**Input records:**

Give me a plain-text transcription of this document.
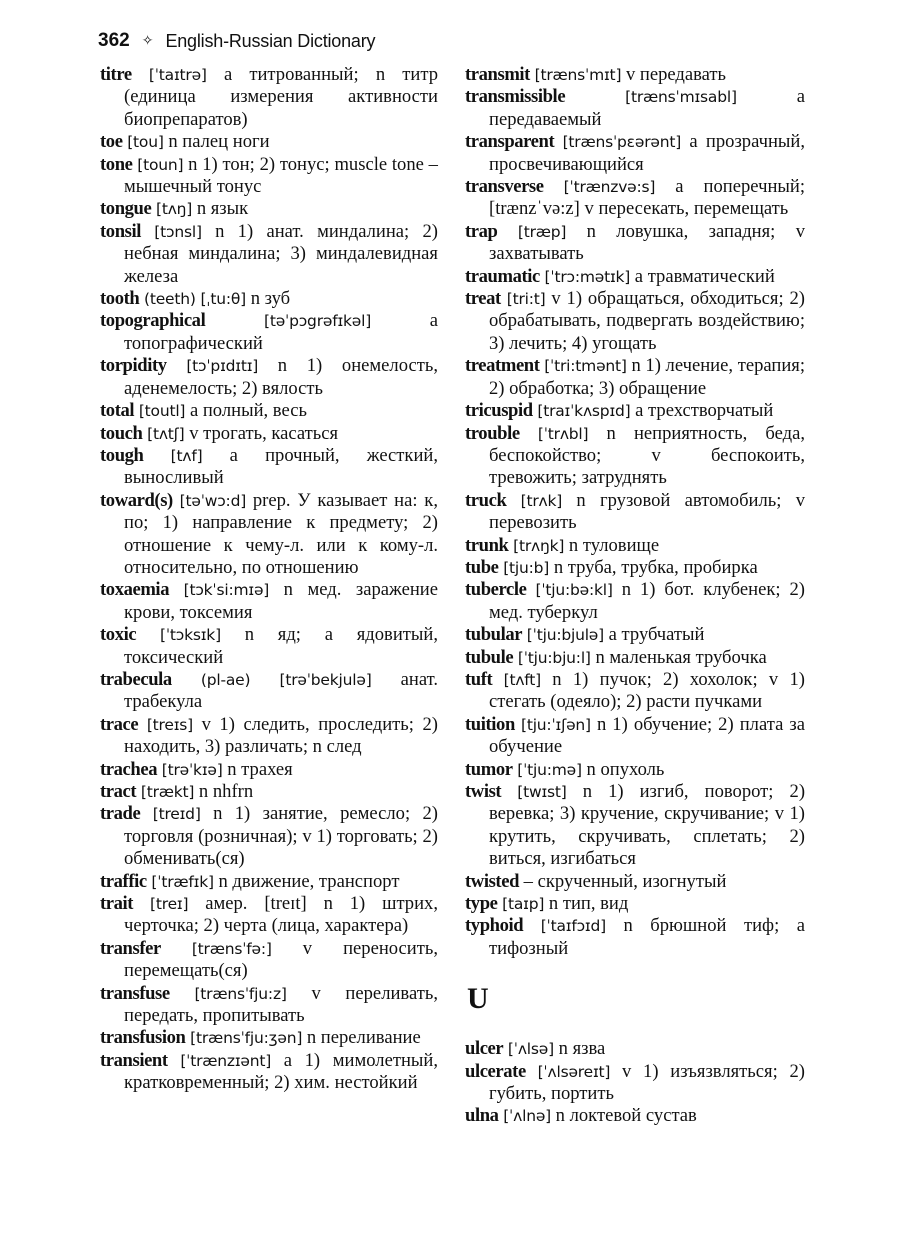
362 ✧ English-Russian Dictionary

titre [ˈtaɪtrə] a титрованный; n титр (единица измерения активности биопрепаратов)

toe [tou] n палец ноги

tone [toun] n 1) тон; 2) тонус; muscle tone – мышечный тонус

tongue [tʌŋ] n язык

tonsil [tɔnsl] n 1) анат. миндалина; 2) небная миндалина; 3) миндалевидная железа

tooth (teeth) [ˌtu:θ] n зуб

topographical	[təˈpɔgrəfɪkəl]	a топографический

torpidity [tɔˈpɪdɪtɪ] n 1) онемелость, аденемелость; 2) вялость

total [toutl] a полный, весь

touch [tʌtʃ] v трогать, касаться

tough [tʌf] a прочный, жесткий, выносливый

toward(s) [təˈwɔ:d] prep. У казывает на: к, по; 1) направление к предмету; 2) отношение к чему-л. или к кому-л. относительно, по отношению

toxaemia [tɔkˈsi:mɪə] n мед. заражение крови, токсемия

toxic [ˈtɔksɪk] n яд; a ядовитый, токсический

trabecula (pl-ae) [trəˈbekjulə] анат. трабекула

trace [treɪs] v 1) следить, проследить; 2) находить, 3) различать; n след

trachea [trəˈkɪə] n трахея

tract [trækt] n nhfrn

trade [treɪd] n 1) занятие, ремесло; 2) торговля (розничная); v 1) торговать; 2) обменивать(ся)

traffic [ˈtræfɪk] n движение, транспорт

trait [treɪ] амер. [treɪt] n 1) штрих, черточка; 2) черта (лица, характера)

transfer [trænsˈfə:] v переносить, перемещать(ся)

transfuse [trænsˈfju:z] v переливать, передать, пропитывать

transfusion [trænsˈfju:ʒən] n переливание

transient [ˈtrænzɪənt] a 1) мимолетный, кратковременный; 2) хим. нестойкий

transmit [trænsˈmɪt] v передавать

transmissible	[trænsˈmɪsabl]	a передаваемый

transparent [trænsˈpεərənt] a прозрачный, просвечивающийся

transverse [ˈtrænzvə:s] a поперечный; [trænzˈvə:z] v пересекать, перемещать

trap [træp] n ловушка, западня; v захватывать

traumatic [ˈtrɔ:mətɪk] a травматический

treat [tri:t] v 1) обращаться, обходиться; 2) обрабатывать, подвергать воздействию; 3) лечить; 4) угощать

treatment [ˈtri:tmənt] n 1) лечение, терапия; 2) обработка; 3) обращение

tricuspid [traɪˈkʌspɪd] a трехстворчатый

trouble [ˈtrʌbl] n неприятность, беда, беспокойство; v беспокоить, тревожить; затруднять

truck [trʌk] n грузовой автомобиль; v перевозить

trunk [trʌŋk] n туловище

tube [tju:b] n труба, трубка, пробирка

tubercle [ˈtju:bə:kl] n 1) бот. клубенек; 2) мед. туберкул

tubular [ˈtju:bjulə] a трубчатый

tubule [ˈtju:bju:l] n маленькая трубочка

tuft [tʌft] n 1) пучок; 2) хохолок; v 1) стегать (одеяло); 2) расти пучками

tuition [tju:ˈɪʃən] n 1) обучение; 2) плата за обучение

tumor [ˈtju:mə] n опухоль

twist [twɪst] n 1) изгиб, поворот; 2) веревка; 3) кручение, скручивание; v 1) крутить, скручивать, сплетать; 2) виться, изгибаться

twisted – скрученный, изогнутый

type [taɪp] n тип, вид

typhoid [ˈtaɪfɔɪd] n брюшной тиф; a тифозный

U

ulcer [ˈʌlsə] n язва

ulcerate [ˈʌlsəreɪt] v 1) изъязвляться; 2) губить, портить

ulna [ˈʌlnə] n локтевой сустав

**Your task:**
Images stay out, but the rest of the data above must be repeated exactly.

**Solution:**
Give me a plain-text transcription of this document.
362 ✧ English-Russian Dictionary

titre [ˈtaɪtrə] a титрованный; n титр (единица измерения активности биопрепаратов)

toe [tou] n палец ноги

tone [toun] n 1) тон; 2) тонус; muscle tone – мышечный тонус

tongue [tʌŋ] n язык

tonsil [tɔnsl] n 1) анат. миндалина; 2) небная миндалина; 3) миндалевидная железа

tooth (teeth) [ˌtu:θ] n зуб

topographical	[təˈpɔgrəfɪkəl]	a топографический

torpidity [tɔˈpɪdɪtɪ] n 1) онемелость, аденемелость; 2) вялость

total [toutl] a полный, весь

touch [tʌtʃ] v трогать, касаться

tough [tʌf] a прочный, жесткий, выносливый

toward(s) [təˈwɔ:d] prep. У казывает на: к, по; 1) направление к предмету; 2) отношение к чему-л. или к кому-л. относительно, по отношению

toxaemia [tɔkˈsi:mɪə] n мед. заражение крови, токсемия

toxic [ˈtɔksɪk] n яд; a ядовитый, токсический

trabecula (pl-ae) [trəˈbekjulə] анат. трабекула

trace [treɪs] v 1) следить, проследить; 2) находить, 3) различать; n след

trachea [trəˈkɪə] n трахея

tract [trækt] n nhfrn

trade [treɪd] n 1) занятие, ремесло; 2) торговля (розничная); v 1) торговать; 2) обменивать(ся)

traffic [ˈtræfɪk] n движение, транспорт

trait [treɪ] амер. [treɪt] n 1) штрих, черточка; 2) черта (лица, характера)

transfer [trænsˈfə:] v переносить, перемещать(ся)

transfuse [trænsˈfju:z] v переливать, передать, пропитывать

transfusion [trænsˈfju:ʒən] n переливание

transient [ˈtrænzɪənt] a 1) мимолетный, кратковременный; 2) хим. нестойкий

transmit [trænsˈmɪt] v передавать

transmissible	[trænsˈmɪsabl]	a передаваемый

transparent [trænsˈpεərənt] a прозрачный, просвечивающийся

transverse [ˈtrænzvə:s] a поперечный; [trænzˈvə:z] v пересекать, перемещать

trap [træp] n ловушка, западня; v захватывать

traumatic [ˈtrɔ:mətɪk] a травматический

treat [tri:t] v 1) обращаться, обходиться; 2) обрабатывать, подвергать воздействию; 3) лечить; 4) угощать

treatment [ˈtri:tmənt] n 1) лечение, терапия; 2) обработка; 3) обращение

tricuspid [traɪˈkʌspɪd] a трехстворчатый

trouble [ˈtrʌbl] n неприятность, беда, беспокойство; v беспокоить, тревожить; затруднять

truck [trʌk] n грузовой автомобиль; v перевозить

trunk [trʌŋk] n туловище

tube [tju:b] n труба, трубка, пробирка

tubercle [ˈtju:bə:kl] n 1) бот. клубенек; 2) мед. туберкул

tubular [ˈtju:bjulə] a трубчатый

tubule [ˈtju:bju:l] n маленькая трубочка

tuft [tʌft] n 1) пучок; 2) хохолок; v 1) стегать (одеяло); 2) расти пучками

tuition [tju:ˈɪʃən] n 1) обучение; 2) плата за обучение

tumor [ˈtju:mə] n опухоль

twist [twɪst] n 1) изгиб, поворот; 2) веревка; 3) кручение, скручивание; v 1) крутить, скручивать, сплетать; 2) виться, изгибаться

twisted – скрученный, изогнутый

type [taɪp] n тип, вид

typhoid [ˈtaɪfɔɪd] n брюшной тиф; a тифозный

U

ulcer [ˈʌlsə] n язва

ulcerate [ˈʌlsəreɪt] v 1) изъязвляться; 2) губить, портить

ulna [ˈʌlnə] n локтевой сустав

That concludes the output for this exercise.